[Data records]
_ _ _

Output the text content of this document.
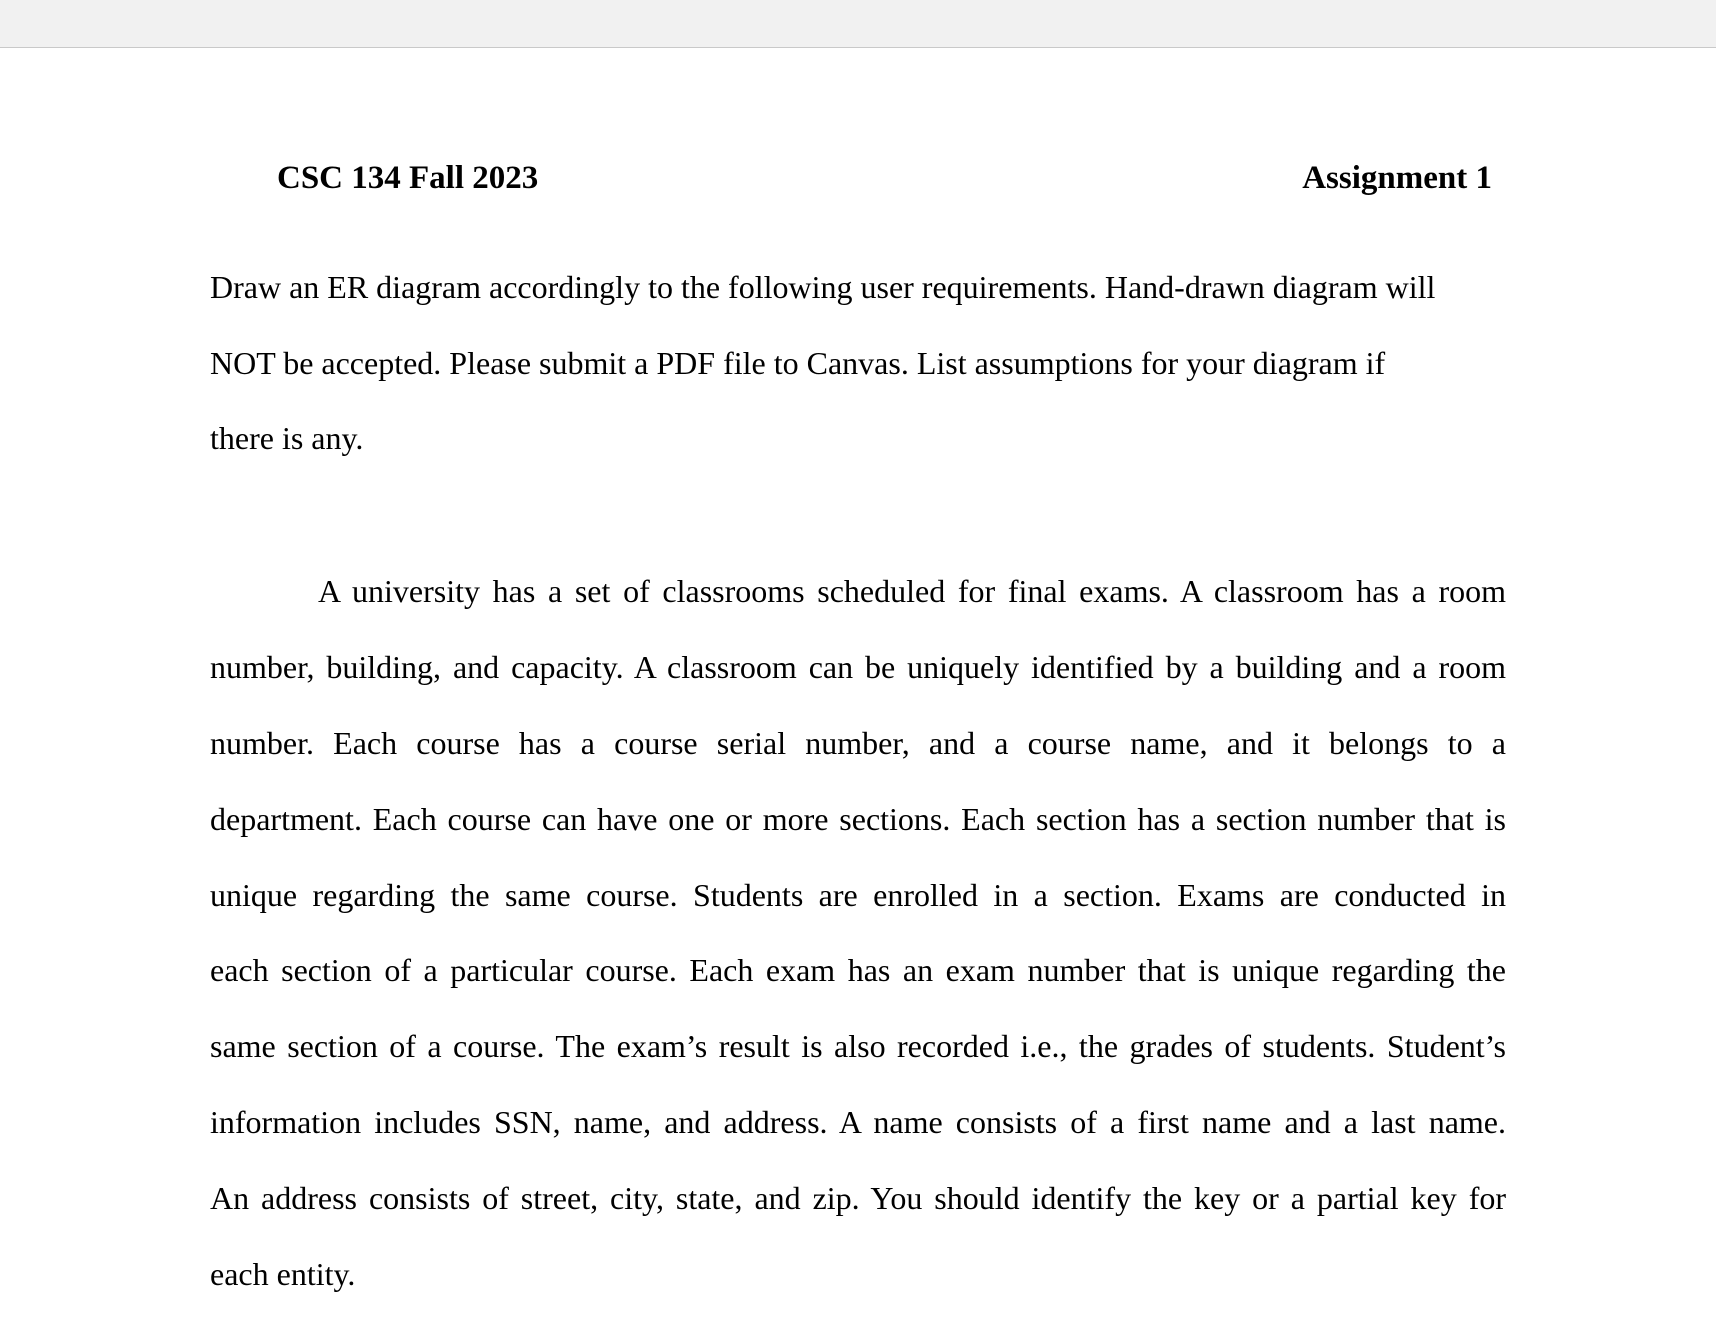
CSC 134 Fall 2023	Assignment 1
Draw an ER diagram accordingly to the following user requirements. Hand-drawn diagram will
NOT be accepted. Please submit a PDF file to Canvas. List assumptions for your diagram if
there is any.
A university has a set of classrooms scheduled for final exams. A classroom has a room
number, building, and capacity. A classroom can be uniquely identified by a building and a room
number. Each course has a course serial number, and a course name, and it belongs to a
department. Each course can have one or more sections. Each section has a section number that is
unique regarding the same course. Students are enrolled in a section. Exams are conducted in
each section of a particular course. Each exam has an exam number that is unique regarding the
same section of a course. The exam’s result is also recorded i.e., the grades of students. Student’s
information includes SSN, name, and address. A name consists of a first name and a last name.
An address consists of street, city, state, and zip. You should identify the key or a partial key for
each entity.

_ _ _

How many lines in the records hold the string "that"? Reply with the number alone.

2